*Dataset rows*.
■ ■ ■ ■ ■
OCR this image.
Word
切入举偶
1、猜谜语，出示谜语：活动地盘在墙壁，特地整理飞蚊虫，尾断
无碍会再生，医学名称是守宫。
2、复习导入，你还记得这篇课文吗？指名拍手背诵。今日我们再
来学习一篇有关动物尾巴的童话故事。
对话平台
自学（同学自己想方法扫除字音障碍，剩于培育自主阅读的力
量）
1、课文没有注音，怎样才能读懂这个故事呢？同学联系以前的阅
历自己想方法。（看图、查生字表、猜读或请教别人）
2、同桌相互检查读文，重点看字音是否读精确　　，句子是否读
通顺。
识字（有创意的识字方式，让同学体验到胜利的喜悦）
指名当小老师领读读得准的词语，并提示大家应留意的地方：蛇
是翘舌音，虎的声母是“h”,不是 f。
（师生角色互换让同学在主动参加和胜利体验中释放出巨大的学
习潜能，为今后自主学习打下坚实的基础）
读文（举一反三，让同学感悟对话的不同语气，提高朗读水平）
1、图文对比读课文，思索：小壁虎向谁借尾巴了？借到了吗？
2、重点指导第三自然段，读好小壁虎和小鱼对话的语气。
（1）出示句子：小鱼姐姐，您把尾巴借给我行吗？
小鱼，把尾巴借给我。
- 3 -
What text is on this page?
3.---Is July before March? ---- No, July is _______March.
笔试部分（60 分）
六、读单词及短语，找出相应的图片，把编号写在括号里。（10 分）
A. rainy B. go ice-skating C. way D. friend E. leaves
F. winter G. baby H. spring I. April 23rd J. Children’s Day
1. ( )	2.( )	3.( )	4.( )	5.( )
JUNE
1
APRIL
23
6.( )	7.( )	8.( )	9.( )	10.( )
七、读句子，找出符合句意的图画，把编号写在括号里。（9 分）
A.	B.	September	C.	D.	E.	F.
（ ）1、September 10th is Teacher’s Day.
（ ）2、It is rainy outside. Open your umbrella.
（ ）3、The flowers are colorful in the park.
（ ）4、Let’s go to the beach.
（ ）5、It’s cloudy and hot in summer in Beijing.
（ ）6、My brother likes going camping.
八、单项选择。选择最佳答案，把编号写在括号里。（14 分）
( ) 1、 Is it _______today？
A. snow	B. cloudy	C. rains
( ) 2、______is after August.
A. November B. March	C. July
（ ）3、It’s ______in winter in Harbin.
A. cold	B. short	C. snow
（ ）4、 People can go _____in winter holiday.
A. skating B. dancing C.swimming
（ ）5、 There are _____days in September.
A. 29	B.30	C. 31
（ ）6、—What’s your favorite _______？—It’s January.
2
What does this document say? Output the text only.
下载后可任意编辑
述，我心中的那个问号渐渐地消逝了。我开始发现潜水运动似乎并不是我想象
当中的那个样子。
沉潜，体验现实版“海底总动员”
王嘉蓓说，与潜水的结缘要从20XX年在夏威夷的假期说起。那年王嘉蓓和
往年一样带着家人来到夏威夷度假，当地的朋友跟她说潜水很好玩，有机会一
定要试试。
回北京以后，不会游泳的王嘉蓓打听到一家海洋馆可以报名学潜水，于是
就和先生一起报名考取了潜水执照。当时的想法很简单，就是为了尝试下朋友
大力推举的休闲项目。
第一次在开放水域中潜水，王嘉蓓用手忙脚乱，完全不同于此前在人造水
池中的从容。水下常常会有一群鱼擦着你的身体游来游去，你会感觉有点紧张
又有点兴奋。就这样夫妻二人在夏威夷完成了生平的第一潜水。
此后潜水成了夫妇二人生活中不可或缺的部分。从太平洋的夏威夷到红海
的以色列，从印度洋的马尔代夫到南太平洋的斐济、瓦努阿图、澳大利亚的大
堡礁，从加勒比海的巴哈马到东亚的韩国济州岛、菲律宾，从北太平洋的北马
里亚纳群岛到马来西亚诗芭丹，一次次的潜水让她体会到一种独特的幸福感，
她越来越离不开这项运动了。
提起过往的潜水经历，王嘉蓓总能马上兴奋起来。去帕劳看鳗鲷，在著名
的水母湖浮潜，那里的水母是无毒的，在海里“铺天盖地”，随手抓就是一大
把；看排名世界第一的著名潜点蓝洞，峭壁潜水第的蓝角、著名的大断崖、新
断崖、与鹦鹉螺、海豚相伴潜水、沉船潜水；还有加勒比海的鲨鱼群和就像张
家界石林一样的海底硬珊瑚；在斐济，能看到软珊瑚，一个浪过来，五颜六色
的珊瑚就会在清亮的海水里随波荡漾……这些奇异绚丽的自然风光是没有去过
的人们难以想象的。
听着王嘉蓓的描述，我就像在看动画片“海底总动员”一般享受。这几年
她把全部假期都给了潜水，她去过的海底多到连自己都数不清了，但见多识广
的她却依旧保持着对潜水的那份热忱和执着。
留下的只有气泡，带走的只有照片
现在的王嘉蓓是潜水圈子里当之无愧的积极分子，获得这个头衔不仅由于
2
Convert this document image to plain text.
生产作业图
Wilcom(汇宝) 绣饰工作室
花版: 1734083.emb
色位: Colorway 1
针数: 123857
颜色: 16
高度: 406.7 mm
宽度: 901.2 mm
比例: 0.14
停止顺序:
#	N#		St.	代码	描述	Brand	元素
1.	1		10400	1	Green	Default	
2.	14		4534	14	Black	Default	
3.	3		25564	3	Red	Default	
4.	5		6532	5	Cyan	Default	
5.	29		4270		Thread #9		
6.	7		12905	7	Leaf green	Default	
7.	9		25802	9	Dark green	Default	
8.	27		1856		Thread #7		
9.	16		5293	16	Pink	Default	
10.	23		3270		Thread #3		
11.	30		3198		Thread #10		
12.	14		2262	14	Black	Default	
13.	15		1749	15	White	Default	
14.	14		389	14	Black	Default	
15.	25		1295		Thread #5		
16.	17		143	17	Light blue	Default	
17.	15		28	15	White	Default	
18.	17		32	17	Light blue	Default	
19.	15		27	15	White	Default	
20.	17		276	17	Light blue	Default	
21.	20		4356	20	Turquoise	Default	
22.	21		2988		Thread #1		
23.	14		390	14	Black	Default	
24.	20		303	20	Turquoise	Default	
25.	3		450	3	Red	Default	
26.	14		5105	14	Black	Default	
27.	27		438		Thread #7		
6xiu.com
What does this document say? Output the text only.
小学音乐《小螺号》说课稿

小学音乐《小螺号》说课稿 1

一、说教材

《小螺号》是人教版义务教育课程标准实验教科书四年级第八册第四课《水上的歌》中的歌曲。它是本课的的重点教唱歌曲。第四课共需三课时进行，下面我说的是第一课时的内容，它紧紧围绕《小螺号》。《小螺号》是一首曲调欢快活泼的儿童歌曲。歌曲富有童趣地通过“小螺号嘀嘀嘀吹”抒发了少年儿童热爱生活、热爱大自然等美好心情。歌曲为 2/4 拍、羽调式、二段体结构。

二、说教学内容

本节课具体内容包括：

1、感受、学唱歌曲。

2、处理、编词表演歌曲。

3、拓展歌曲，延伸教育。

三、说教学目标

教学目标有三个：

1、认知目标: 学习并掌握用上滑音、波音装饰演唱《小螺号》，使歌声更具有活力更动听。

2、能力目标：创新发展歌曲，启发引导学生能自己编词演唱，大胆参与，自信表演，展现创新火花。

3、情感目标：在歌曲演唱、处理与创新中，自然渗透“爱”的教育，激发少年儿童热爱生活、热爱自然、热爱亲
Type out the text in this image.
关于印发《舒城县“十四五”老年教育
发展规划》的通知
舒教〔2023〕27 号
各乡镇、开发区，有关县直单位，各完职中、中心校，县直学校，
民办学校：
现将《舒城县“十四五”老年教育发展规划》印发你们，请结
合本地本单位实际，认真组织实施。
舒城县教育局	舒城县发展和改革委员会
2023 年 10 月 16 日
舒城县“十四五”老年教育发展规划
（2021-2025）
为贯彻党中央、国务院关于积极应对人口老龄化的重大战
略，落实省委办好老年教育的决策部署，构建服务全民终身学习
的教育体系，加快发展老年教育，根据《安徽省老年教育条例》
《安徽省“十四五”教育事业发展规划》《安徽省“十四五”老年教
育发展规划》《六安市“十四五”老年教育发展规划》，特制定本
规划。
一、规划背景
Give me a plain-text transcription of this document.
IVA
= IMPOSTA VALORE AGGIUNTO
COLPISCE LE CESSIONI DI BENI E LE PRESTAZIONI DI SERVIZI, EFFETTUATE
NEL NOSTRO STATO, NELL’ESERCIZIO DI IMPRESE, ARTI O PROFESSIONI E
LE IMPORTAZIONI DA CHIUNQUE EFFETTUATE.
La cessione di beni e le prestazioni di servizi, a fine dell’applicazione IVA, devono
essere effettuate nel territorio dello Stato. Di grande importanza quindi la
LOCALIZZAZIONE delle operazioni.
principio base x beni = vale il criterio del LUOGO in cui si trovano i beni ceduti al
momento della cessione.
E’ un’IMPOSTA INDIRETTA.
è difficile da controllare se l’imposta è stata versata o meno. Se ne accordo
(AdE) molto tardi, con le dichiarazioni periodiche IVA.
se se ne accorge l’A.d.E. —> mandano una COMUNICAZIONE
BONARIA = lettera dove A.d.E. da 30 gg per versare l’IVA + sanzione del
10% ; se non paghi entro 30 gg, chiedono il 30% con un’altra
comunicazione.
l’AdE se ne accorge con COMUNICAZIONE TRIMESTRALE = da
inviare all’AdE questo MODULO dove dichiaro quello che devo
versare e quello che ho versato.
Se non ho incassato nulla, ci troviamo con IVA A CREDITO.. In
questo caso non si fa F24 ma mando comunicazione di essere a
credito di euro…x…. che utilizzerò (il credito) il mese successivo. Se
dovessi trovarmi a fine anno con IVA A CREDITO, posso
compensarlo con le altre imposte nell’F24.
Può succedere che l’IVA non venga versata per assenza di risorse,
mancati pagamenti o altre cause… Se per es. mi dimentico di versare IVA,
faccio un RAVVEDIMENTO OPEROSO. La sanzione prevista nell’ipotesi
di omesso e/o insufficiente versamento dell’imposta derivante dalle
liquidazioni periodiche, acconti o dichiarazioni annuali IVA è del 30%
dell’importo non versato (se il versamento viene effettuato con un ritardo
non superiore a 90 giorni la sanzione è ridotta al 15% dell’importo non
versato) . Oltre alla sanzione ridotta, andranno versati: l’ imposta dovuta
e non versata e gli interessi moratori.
■ ■ ■ ■ ■
*GIVEN PROBLEM*. From the listing above, copy every line that holds the string "versare".

*TASK RESULT*.
BONARIA = lettera dove A.d.E. da 30 gg per versare l’IVA + sanzione del
versare e quello che ho versato.
mancati pagamenti o altre cause… Se per es. mi dimentico di versare IVA,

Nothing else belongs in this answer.